Gabriel Moise (Apr 12 2021 at 15:28):

But if I want to continue working with the sum_elems and product_elems definitons, is it ok to make them noncomputable and then carry on using them?

Anne Baanen (Apr 12 2021 at 15:28):

Yes, there should be no problem marking them noncomputable.

Gabriel Moise (Apr 12 2021 at 15:30):

Ultimately, I am trying to work with the eigenvalues of a real-valued matrix, and since they can be complex, my plan is to define eigenvectors as complex and this would imply a (real)matrix-(complex)vector multiplication operation. I don't know if this is a good approach, but might get more experience from it.

Anne Baanen (Apr 12 2021 at 15:32):

That sounds like a good start if you are doing the project to practice. If you want to contribute to mathlib, be sure to check out docs#module.End.has_eigenvector as well, so you don't do too much duplicate work :)

Gabriel Moise (Apr 12 2021 at 15:38):

I consulted that as well, but it seems a little too complicated for me at the moment, as I am not a very experienced mathematician :( . I don't really see how to apply the definition

def eigenspace (f : End R M) (μ : R) : submodule R M :=
(f - algebra_map R (End R M) μ).ker

to my case with f being a matrix (linear transformation) with coefficients in ℝ and μ a complex value. So that's why I wanted to make something more restricted (even though I am using noncomputable to every definition I create :laughing: ), but obviously the best way would be to use the already existing model and build from it.

Yakov Pechersky (Apr 12 2021 at 15:40):

You can interpret the real matrix as being in C, then the types match up

Yakov Pechersky (Apr 12 2021 at 15:41):

Would you rather work with matrix ... or linear_map?

• [Material shown]:

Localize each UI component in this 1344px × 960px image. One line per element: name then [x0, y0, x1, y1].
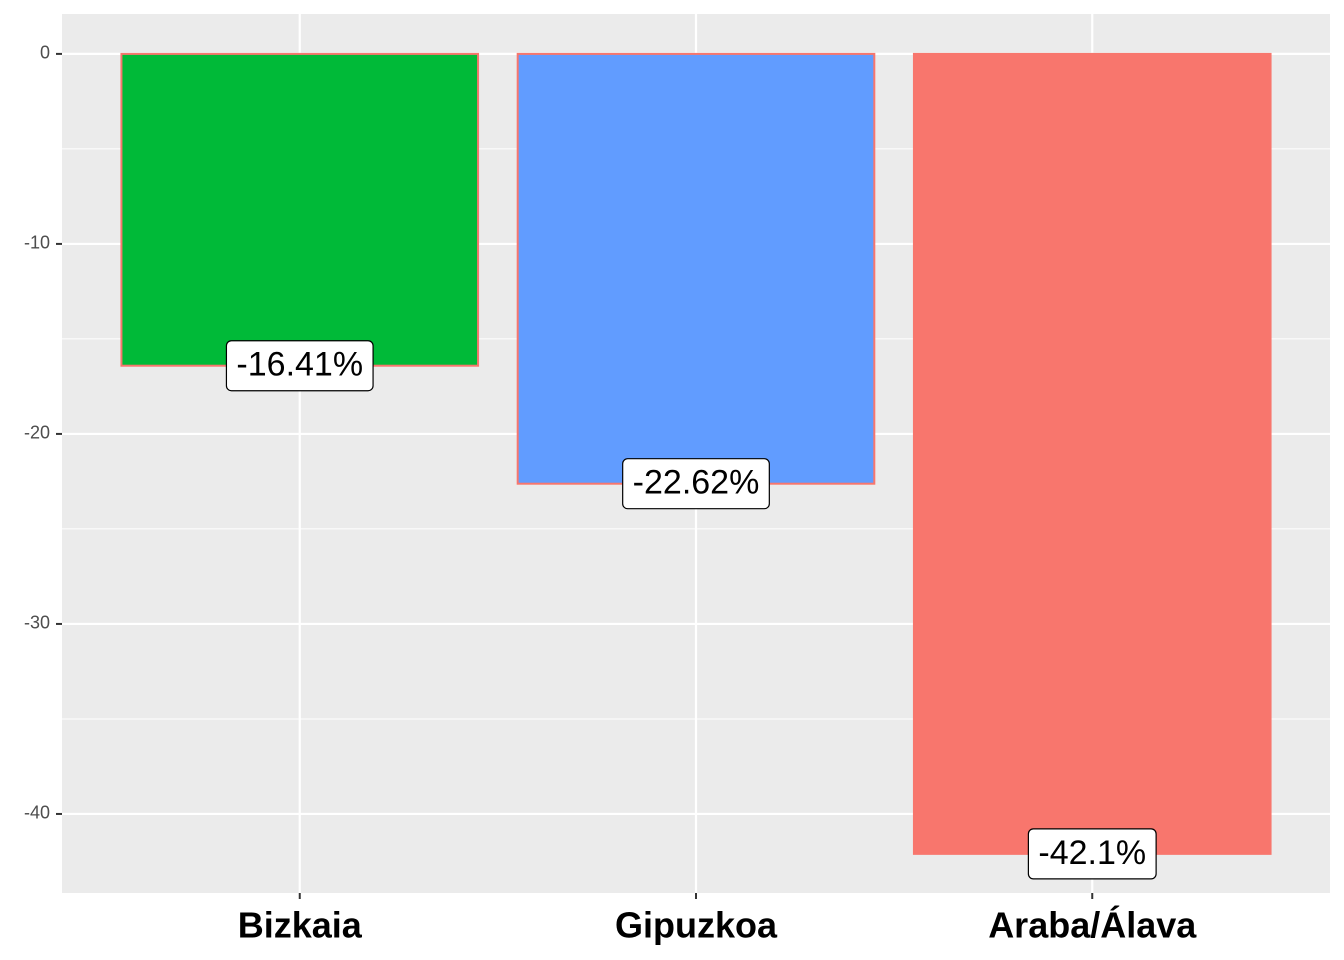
x-tick-label: Gipuzkoa	[615, 905, 778, 946]
bar	[912, 52, 1272, 855]
y-tick-label: -40	[24, 803, 50, 823]
bar	[516, 52, 876, 485]
y-tick-label: -30	[24, 613, 50, 633]
data-label: -42.1%	[1038, 834, 1146, 872]
data-label: -16.41%	[236, 346, 363, 384]
bar	[120, 52, 480, 367]
y-tick-label: -20	[24, 423, 50, 443]
label-box	[622, 458, 770, 510]
label-box	[1027, 828, 1157, 880]
label-box	[225, 340, 374, 392]
y-tick-label: 0	[40, 43, 50, 63]
data-label: -22.62%	[633, 464, 760, 502]
x-tick-label: Bizkaia	[238, 905, 363, 946]
x-tick-label: Araba/Álava	[988, 905, 1197, 946]
y-tick-label: -10	[24, 233, 50, 253]
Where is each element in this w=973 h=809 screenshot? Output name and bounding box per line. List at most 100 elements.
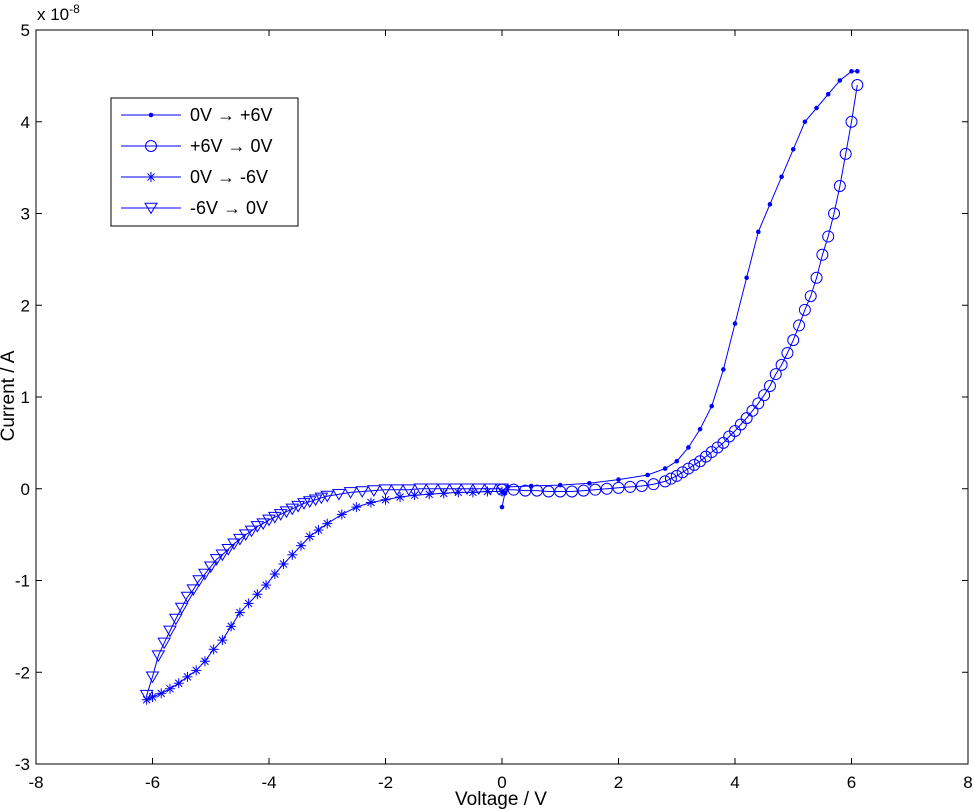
data-point bbox=[186, 584, 201, 597]
data-point bbox=[587, 480, 592, 486]
data-point bbox=[589, 483, 602, 496]
series-line bbox=[146, 491, 502, 701]
data-point bbox=[221, 544, 236, 556]
data-point bbox=[822, 230, 835, 243]
data-point bbox=[252, 589, 263, 600]
data-point bbox=[209, 554, 224, 566]
data-point bbox=[709, 403, 715, 409]
data-point bbox=[542, 485, 555, 498]
y-tick-label: 2 bbox=[21, 296, 30, 315]
data-point bbox=[409, 490, 420, 501]
data-point bbox=[676, 466, 689, 479]
legend-label: +6V → 0V bbox=[190, 136, 273, 156]
data-point bbox=[244, 525, 259, 538]
data-point bbox=[226, 621, 237, 632]
data-point bbox=[804, 290, 817, 303]
data-point bbox=[460, 483, 474, 496]
data-point bbox=[554, 485, 567, 498]
x-tick-label: -6 bbox=[145, 773, 160, 792]
data-point bbox=[332, 488, 346, 501]
data-point bbox=[837, 78, 843, 83]
data-point bbox=[234, 607, 245, 618]
data-point bbox=[156, 688, 167, 699]
data-point bbox=[763, 379, 776, 392]
data-point bbox=[787, 334, 800, 347]
data-point bbox=[279, 506, 294, 519]
data-point bbox=[302, 496, 317, 508]
data-point bbox=[756, 229, 761, 235]
data-point bbox=[157, 637, 172, 650]
y-tick-label: -3 bbox=[15, 755, 30, 774]
series-circle bbox=[496, 79, 864, 498]
series-asterisk bbox=[141, 486, 507, 705]
legend-marker bbox=[145, 140, 157, 152]
data-point bbox=[616, 477, 621, 482]
data-point bbox=[390, 484, 405, 497]
data-point bbox=[746, 404, 759, 417]
y-tick-label: 5 bbox=[21, 21, 30, 40]
data-point bbox=[174, 602, 189, 615]
data-point bbox=[769, 368, 782, 381]
data-point bbox=[320, 490, 335, 503]
data-point bbox=[269, 569, 280, 580]
y-axis-title: Current / A bbox=[0, 350, 19, 441]
data-point bbox=[227, 538, 241, 551]
y-tick-label: 3 bbox=[21, 205, 30, 224]
x-tick-label: -8 bbox=[28, 773, 43, 792]
data-point bbox=[164, 683, 175, 694]
data-point bbox=[645, 472, 650, 478]
data-point bbox=[775, 358, 788, 371]
data-point bbox=[744, 275, 749, 281]
data-point bbox=[855, 68, 860, 74]
data-point bbox=[296, 540, 307, 551]
data-point bbox=[482, 486, 493, 497]
x-tick-label: 2 bbox=[614, 773, 623, 792]
data-point bbox=[313, 525, 324, 536]
data-point bbox=[647, 478, 660, 491]
series-dot bbox=[499, 68, 860, 510]
y-axis-exponent: x 10-8 bbox=[37, 2, 80, 24]
data-point bbox=[499, 504, 505, 510]
data-point bbox=[851, 79, 864, 92]
data-point bbox=[256, 518, 271, 531]
data-point bbox=[752, 397, 765, 410]
data-point bbox=[471, 483, 486, 496]
data-point bbox=[448, 483, 463, 496]
data-point bbox=[215, 549, 230, 562]
data-point bbox=[688, 458, 701, 471]
legend-label: 0V → +6V bbox=[190, 105, 273, 125]
data-point bbox=[624, 480, 637, 493]
legend-label: -6V → 0V bbox=[190, 198, 268, 218]
data-point bbox=[767, 202, 773, 207]
data-point bbox=[401, 484, 416, 497]
x-axis-title: Voltage / V bbox=[455, 789, 547, 809]
data-point bbox=[845, 115, 858, 128]
legend-marker bbox=[148, 112, 154, 118]
data-point bbox=[278, 558, 289, 569]
data-point bbox=[217, 635, 228, 646]
data-point bbox=[145, 671, 160, 684]
data-point bbox=[577, 484, 590, 497]
legend-item: 0V → +6V bbox=[121, 105, 273, 125]
data-point bbox=[163, 625, 177, 638]
axis-tick-labels: -8 -6 -4 -2 0 2 4 6 8 -3 -2 -1 0 1 2 3 4 5 bbox=[15, 21, 973, 792]
data-point bbox=[173, 678, 184, 689]
data-point bbox=[697, 426, 703, 432]
data-point bbox=[781, 346, 794, 359]
data-point bbox=[380, 494, 391, 505]
data-point bbox=[238, 529, 253, 542]
data-point bbox=[243, 598, 254, 609]
data-point bbox=[366, 485, 381, 497]
data-point bbox=[732, 321, 738, 326]
data-point bbox=[191, 665, 202, 676]
data-point bbox=[565, 485, 578, 498]
data-point bbox=[810, 271, 823, 284]
data-point bbox=[168, 613, 183, 626]
data-point bbox=[180, 591, 195, 604]
data-point bbox=[816, 248, 829, 261]
data-point bbox=[308, 494, 323, 507]
data-point bbox=[365, 497, 376, 508]
data-point bbox=[297, 498, 311, 510]
data-point bbox=[233, 533, 247, 546]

• [Short exercise A]:
Shorten the paragraph beginning "Ultimately, I am trying" in the thread on eigenvalues of a real matrix, keeping its main facts.
• [Short exercise B]:
Continue the thread on eigenvalues of a real matrix from its last message.
The data come from a different source than the thread on eigenvalues of a real matrix.

• [Output A]:
Gabriel Moise wants to work with the eigenvalues of a real-valued matrix. Because these can be complex, the plan is to define eigenvectors as complex, which calls for multiplying a real matrix by a complex vector. Gabriel is unsure whether this approach is good but expects to gain experience from it.

• [Output B]:
Gabriel Moise (Apr 12 2021 at 15:44):

I am not sure what would be the best option. I already have some work with matrices and I wanted to develop that more with some eigenvalue properties, so that's why I wanted to work with matrices. Can I juggle between them easily/efficiently?

Yakov Pechersky (Apr 12 2021 at 15:46):

docs#matrix.to_lin' and docs#linear_map.to_matrix'

Yakov Pechersky (Apr 12 2021 at 15:46):

So easy interconversion retaining the linear structure

Yakov Pechersky (Apr 12 2021 at 15:48):

And you can use a coe that is a linear_map to express your linear map on R as a linear map on C

Gabriel Moise (Apr 12 2021 at 15:50):

Thank you! I'll see how I can work with those!

Yakov Pechersky (Apr 12 2021 at 15:50):

I'm sure somewhere in mathlib we have the linear_map, or even linear_isometry of the embedding of R into C

Yakov Pechersky (Apr 12 2021 at 15:51):

Then you get your End C C iiuc

Gabriel Moise (Apr 12 2021 at 15:54):

How would a lemma like "Eigenvalues of a symmetric real matrix are real" be stated using linear maps then?

Yakov Pechersky (Apr 12 2021 at 15:57):

for all mu such that End.has_eigenvalue (real_to_complex f) mu, mu.im = 0 or something more neat

Gabriel Moise (Apr 12 2021 at 15:58):

And where does the symmetry come into place?

Yakov Pechersky (Apr 12 2021 at 15:59):

Well, it's a constraint on what f you provide

Yakov Pechersky (Apr 12 2021 at 16:00):

If you're working on End, you might use linear_equiv

Gabriel Moise (Apr 12 2021 at 16:02):

I see, and btw if I have a noncomputable definition test_def, I can't have a command "unfold test_def" I suppose, right?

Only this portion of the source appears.